• Problem description
Read the records and gather each line that includes "rate".

[Recorded data]
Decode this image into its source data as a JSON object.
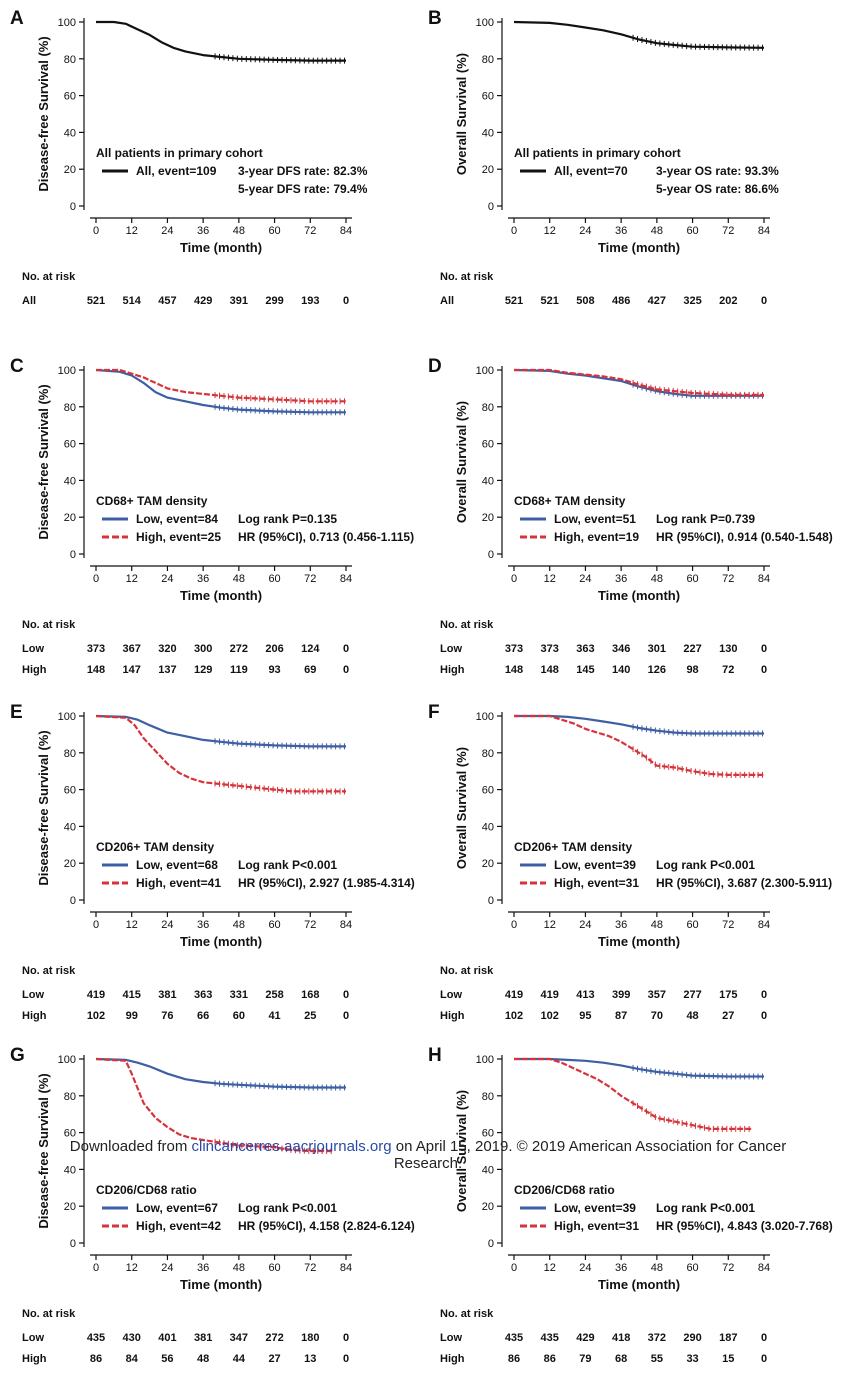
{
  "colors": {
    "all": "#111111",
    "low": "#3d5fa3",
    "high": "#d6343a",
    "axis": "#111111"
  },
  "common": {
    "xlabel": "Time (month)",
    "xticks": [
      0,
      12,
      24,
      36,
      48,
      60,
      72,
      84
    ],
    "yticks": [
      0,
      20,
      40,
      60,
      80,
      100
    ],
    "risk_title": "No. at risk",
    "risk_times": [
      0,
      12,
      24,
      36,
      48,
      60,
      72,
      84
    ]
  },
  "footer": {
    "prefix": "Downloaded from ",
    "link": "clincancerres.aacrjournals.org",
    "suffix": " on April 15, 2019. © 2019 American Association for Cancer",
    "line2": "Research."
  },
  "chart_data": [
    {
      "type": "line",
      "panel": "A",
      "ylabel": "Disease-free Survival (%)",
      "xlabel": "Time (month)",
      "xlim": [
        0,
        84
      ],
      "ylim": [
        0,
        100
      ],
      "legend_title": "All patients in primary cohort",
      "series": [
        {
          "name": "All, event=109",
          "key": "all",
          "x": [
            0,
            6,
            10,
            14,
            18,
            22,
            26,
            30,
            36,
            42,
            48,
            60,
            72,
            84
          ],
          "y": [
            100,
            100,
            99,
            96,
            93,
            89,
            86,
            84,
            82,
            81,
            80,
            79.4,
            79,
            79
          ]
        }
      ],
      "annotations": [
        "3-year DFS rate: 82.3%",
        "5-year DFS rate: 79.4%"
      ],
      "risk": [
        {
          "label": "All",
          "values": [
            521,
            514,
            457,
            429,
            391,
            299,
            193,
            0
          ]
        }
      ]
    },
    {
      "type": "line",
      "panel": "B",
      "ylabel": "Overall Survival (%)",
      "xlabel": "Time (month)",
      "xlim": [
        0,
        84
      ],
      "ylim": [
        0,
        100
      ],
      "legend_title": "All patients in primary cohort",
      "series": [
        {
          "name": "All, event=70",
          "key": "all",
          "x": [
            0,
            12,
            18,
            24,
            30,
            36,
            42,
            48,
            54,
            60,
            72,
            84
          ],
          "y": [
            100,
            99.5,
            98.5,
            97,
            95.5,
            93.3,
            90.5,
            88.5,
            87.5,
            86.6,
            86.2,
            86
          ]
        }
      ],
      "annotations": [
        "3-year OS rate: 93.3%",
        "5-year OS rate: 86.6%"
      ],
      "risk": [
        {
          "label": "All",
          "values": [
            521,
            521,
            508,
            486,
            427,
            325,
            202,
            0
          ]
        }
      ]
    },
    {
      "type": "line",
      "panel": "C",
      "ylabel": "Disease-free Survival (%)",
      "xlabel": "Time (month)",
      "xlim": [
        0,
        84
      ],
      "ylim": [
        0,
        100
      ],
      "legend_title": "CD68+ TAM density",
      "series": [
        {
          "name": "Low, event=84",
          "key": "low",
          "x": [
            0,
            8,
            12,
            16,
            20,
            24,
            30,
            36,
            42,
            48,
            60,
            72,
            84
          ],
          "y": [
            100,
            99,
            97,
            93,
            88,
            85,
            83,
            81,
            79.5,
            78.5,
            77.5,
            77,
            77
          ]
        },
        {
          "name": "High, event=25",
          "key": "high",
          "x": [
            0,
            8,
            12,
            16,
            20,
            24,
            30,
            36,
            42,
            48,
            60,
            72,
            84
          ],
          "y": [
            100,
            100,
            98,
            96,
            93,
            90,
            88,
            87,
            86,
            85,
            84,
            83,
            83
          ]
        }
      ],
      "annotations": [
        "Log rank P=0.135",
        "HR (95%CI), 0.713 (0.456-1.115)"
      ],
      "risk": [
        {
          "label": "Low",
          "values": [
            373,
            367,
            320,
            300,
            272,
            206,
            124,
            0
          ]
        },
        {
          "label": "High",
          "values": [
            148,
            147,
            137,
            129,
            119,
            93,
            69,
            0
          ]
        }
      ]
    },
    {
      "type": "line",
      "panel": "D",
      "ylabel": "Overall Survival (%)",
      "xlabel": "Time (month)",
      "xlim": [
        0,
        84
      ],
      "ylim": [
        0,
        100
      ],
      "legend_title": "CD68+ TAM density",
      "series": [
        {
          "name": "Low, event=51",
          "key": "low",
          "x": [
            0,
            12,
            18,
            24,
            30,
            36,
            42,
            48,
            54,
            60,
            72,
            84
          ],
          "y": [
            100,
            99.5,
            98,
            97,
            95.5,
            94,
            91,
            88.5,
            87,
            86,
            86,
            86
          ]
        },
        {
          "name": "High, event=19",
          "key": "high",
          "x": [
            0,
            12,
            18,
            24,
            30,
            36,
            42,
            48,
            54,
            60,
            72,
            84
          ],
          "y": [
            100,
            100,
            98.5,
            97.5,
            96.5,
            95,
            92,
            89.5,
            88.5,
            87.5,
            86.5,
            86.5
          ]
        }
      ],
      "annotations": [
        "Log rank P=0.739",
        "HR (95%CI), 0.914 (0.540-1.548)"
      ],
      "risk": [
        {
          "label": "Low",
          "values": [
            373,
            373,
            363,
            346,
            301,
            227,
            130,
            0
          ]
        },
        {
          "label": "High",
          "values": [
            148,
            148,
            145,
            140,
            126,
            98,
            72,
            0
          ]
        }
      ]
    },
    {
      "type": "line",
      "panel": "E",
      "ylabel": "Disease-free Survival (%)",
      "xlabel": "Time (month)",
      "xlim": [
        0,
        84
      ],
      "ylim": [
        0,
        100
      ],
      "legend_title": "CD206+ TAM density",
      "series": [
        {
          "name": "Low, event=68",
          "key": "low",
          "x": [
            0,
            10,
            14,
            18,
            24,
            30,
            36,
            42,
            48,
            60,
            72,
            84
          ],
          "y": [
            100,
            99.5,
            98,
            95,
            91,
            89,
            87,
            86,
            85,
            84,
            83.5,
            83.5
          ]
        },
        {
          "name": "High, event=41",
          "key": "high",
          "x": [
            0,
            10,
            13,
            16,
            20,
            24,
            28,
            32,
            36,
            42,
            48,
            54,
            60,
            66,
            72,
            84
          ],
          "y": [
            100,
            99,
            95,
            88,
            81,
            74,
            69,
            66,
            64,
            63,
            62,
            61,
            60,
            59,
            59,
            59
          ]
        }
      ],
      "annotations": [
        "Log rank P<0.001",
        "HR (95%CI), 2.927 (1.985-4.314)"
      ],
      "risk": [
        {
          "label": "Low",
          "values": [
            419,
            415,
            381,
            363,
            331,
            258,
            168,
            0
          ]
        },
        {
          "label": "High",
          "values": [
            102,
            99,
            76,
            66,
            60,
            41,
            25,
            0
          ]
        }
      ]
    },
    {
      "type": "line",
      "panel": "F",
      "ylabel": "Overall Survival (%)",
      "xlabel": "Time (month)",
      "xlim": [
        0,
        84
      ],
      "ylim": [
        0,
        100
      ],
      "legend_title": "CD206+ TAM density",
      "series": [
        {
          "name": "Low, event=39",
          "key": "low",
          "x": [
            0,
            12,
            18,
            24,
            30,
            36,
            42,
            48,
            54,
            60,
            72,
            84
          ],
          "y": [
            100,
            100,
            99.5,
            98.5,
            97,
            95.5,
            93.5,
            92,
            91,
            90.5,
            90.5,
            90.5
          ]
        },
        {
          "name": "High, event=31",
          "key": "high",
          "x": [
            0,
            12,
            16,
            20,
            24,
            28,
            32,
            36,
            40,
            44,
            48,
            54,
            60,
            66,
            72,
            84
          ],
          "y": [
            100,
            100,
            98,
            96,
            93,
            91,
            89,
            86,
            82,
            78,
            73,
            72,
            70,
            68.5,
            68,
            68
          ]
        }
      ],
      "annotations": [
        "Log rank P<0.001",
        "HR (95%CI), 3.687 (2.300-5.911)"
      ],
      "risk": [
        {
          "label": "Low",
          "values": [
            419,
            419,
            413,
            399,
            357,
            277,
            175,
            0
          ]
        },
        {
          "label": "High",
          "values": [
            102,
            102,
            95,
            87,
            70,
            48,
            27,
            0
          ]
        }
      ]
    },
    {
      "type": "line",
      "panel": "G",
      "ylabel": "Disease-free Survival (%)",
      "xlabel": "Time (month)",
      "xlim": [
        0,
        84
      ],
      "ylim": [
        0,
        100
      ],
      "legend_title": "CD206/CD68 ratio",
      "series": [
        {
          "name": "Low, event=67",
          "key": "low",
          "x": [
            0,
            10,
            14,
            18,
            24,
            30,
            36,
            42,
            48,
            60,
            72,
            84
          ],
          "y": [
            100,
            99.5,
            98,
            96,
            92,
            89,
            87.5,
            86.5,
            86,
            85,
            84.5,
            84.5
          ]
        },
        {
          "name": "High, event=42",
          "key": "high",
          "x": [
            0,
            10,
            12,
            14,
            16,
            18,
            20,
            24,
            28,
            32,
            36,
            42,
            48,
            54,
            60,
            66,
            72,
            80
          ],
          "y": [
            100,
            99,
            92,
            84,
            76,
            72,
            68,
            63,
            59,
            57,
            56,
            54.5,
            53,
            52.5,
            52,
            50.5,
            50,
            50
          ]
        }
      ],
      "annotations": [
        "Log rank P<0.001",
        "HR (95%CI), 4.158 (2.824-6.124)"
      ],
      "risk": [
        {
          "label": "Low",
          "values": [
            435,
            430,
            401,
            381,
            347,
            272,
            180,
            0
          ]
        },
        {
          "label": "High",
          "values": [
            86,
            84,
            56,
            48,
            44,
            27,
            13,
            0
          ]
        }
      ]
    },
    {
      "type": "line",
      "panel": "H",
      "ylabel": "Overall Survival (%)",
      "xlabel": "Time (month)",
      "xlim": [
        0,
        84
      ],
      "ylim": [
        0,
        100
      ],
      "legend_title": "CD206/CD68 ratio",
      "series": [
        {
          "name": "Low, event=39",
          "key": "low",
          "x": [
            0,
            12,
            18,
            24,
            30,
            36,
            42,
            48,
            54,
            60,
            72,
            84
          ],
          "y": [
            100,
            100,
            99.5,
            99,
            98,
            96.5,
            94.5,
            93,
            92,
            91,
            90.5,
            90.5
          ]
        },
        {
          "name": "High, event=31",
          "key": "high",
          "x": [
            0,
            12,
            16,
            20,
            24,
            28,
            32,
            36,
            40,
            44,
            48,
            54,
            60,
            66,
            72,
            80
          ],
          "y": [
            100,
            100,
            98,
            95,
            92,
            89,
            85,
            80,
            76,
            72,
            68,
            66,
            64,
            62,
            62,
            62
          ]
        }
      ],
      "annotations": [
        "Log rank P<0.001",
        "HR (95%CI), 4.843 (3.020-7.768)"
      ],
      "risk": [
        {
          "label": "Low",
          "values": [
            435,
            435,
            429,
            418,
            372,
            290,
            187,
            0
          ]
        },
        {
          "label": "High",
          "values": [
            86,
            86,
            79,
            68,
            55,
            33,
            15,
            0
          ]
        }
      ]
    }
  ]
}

• Answer for this exercise
        "3-year DFS rate: 82.3%",
        "5-year DFS rate: 79.4%"
        "3-year OS rate: 93.3%",
        "5-year OS rate: 86.6%"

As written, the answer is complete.